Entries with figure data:

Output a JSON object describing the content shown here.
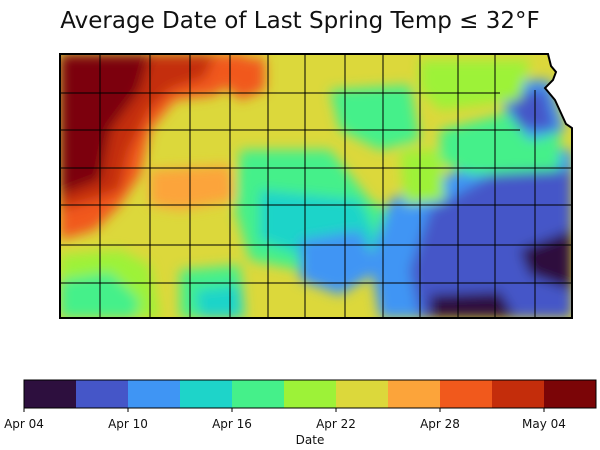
{
  "title": "Average Date of Last Spring Temp ≤ 32°F",
  "colorbar": {
    "label": "Date",
    "bins": [
      "#2d0f3e",
      "#4556c8",
      "#3f95f4",
      "#1ed4c9",
      "#45f08a",
      "#9df238",
      "#dcd83b",
      "#fca43a",
      "#f1591c",
      "#c42d0b",
      "#7b0507"
    ],
    "tick_labels": [
      "Apr 04",
      "Apr 10",
      "Apr 16",
      "Apr 22",
      "Apr 28",
      "May 04"
    ]
  },
  "map": {
    "region": "Kansas",
    "colors": {
      "base": "#dcd83b",
      "outline": "#000000"
    }
  }
}
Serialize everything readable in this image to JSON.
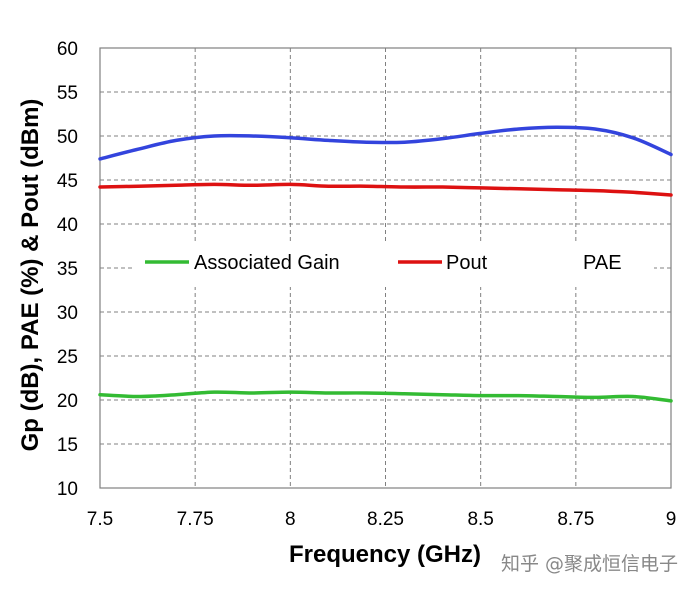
{
  "chart_data": {
    "type": "line",
    "xlabel": "Frequency (GHz)",
    "ylabel": "Gp (dB), PAE (%) & Pout (dBm)",
    "xlim": [
      7.5,
      9
    ],
    "ylim": [
      10,
      60
    ],
    "xticks": [
      "7.5",
      "7.75",
      "8",
      "8.25",
      "8.5",
      "8.75",
      "9"
    ],
    "yticks": [
      "10",
      "15",
      "20",
      "25",
      "30",
      "35",
      "40",
      "45",
      "50",
      "55",
      "60"
    ],
    "grid": true,
    "legend_position": "middle",
    "series": [
      {
        "name": "PAE",
        "color": "#3344dd",
        "x": [
          7.5,
          7.6,
          7.7,
          7.8,
          7.9,
          8.0,
          8.1,
          8.2,
          8.3,
          8.4,
          8.5,
          8.6,
          8.7,
          8.8,
          8.9,
          9.0
        ],
        "y": [
          47.4,
          48.5,
          49.5,
          50.0,
          50.0,
          49.8,
          49.5,
          49.3,
          49.3,
          49.7,
          50.3,
          50.8,
          51.0,
          50.8,
          49.8,
          47.9
        ],
        "legend_line_shown": false
      },
      {
        "name": "Pout",
        "color": "#dd1111",
        "x": [
          7.5,
          7.6,
          7.7,
          7.8,
          7.9,
          8.0,
          8.1,
          8.2,
          8.3,
          8.4,
          8.5,
          8.6,
          8.7,
          8.8,
          8.9,
          9.0
        ],
        "y": [
          44.2,
          44.3,
          44.4,
          44.5,
          44.4,
          44.5,
          44.3,
          44.3,
          44.2,
          44.2,
          44.1,
          44.0,
          43.9,
          43.8,
          43.6,
          43.3
        ],
        "legend_line_shown": true
      },
      {
        "name": "Associated Gain",
        "color": "#33bb33",
        "x": [
          7.5,
          7.6,
          7.7,
          7.8,
          7.9,
          8.0,
          8.1,
          8.2,
          8.3,
          8.4,
          8.5,
          8.6,
          8.7,
          8.8,
          8.9,
          9.0
        ],
        "y": [
          20.6,
          20.4,
          20.6,
          20.9,
          20.8,
          20.9,
          20.8,
          20.8,
          20.7,
          20.6,
          20.5,
          20.5,
          20.4,
          20.3,
          20.4,
          19.9
        ],
        "legend_line_shown": true
      }
    ],
    "legend_order": [
      "Associated Gain",
      "Pout",
      "PAE"
    ]
  },
  "watermark": "知乎 @聚成恒信电子"
}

WHAT THE EXERCISE ASKS: Your copy should match the records word for word, with the pictures removed.

SOLUTION TO THIS PROBLEM:
Output a JSON object describing the content shown here.
{
  "title": "Average Date of Last Spring Temp ≤ 32°F",
  "colorbar": {
    "label": "Date",
    "bins": [
      "#2d0f3e",
      "#4556c8",
      "#3f95f4",
      "#1ed4c9",
      "#45f08a",
      "#9df238",
      "#dcd83b",
      "#fca43a",
      "#f1591c",
      "#c42d0b",
      "#7b0507"
    ],
    "tick_labels": [
      "Apr 04",
      "Apr 10",
      "Apr 16",
      "Apr 22",
      "Apr 28",
      "May 04"
    ]
  },
  "map": {
    "region": "Kansas",
    "colors": {
      "base": "#dcd83b",
      "outline": "#000000"
    }
  }
}
Serialize everything readable in this image to JSON.
{
  "chart_data": {
    "type": "line",
    "xlabel": "Frequency (GHz)",
    "ylabel": "Gp (dB), PAE (%) & Pout (dBm)",
    "xlim": [
      7.5,
      9
    ],
    "ylim": [
      10,
      60
    ],
    "xticks": [
      "7.5",
      "7.75",
      "8",
      "8.25",
      "8.5",
      "8.75",
      "9"
    ],
    "yticks": [
      "10",
      "15",
      "20",
      "25",
      "30",
      "35",
      "40",
      "45",
      "50",
      "55",
      "60"
    ],
    "grid": true,
    "legend_position": "middle",
    "series": [
      {
        "name": "PAE",
        "color": "#3344dd",
        "x": [
          7.5,
          7.6,
          7.7,
          7.8,
          7.9,
          8.0,
          8.1,
          8.2,
          8.3,
          8.4,
          8.5,
          8.6,
          8.7,
          8.8,
          8.9,
          9.0
        ],
        "y": [
          47.4,
          48.5,
          49.5,
          50.0,
          50.0,
          49.8,
          49.5,
          49.3,
          49.3,
          49.7,
          50.3,
          50.8,
          51.0,
          50.8,
          49.8,
          47.9
        ],
        "legend_line_shown": false
      },
      {
        "name": "Pout",
        "color": "#dd1111",
        "x": [
          7.5,
          7.6,
          7.7,
          7.8,
          7.9,
          8.0,
          8.1,
          8.2,
          8.3,
          8.4,
          8.5,
          8.6,
          8.7,
          8.8,
          8.9,
          9.0
        ],
        "y": [
          44.2,
          44.3,
          44.4,
          44.5,
          44.4,
          44.5,
          44.3,
          44.3,
          44.2,
          44.2,
          44.1,
          44.0,
          43.9,
          43.8,
          43.6,
          43.3
        ],
        "legend_line_shown": true
      },
      {
        "name": "Associated Gain",
        "color": "#33bb33",
        "x": [
          7.5,
          7.6,
          7.7,
          7.8,
          7.9,
          8.0,
          8.1,
          8.2,
          8.3,
          8.4,
          8.5,
          8.6,
          8.7,
          8.8,
          8.9,
          9.0
        ],
        "y": [
          20.6,
          20.4,
          20.6,
          20.9,
          20.8,
          20.9,
          20.8,
          20.8,
          20.7,
          20.6,
          20.5,
          20.5,
          20.4,
          20.3,
          20.4,
          19.9
        ],
        "legend_line_shown": true
      }
    ],
    "legend_order": [
      "Associated Gain",
      "Pout",
      "PAE"
    ]
  },
  "watermark": "知乎 @聚成恒信电子"
}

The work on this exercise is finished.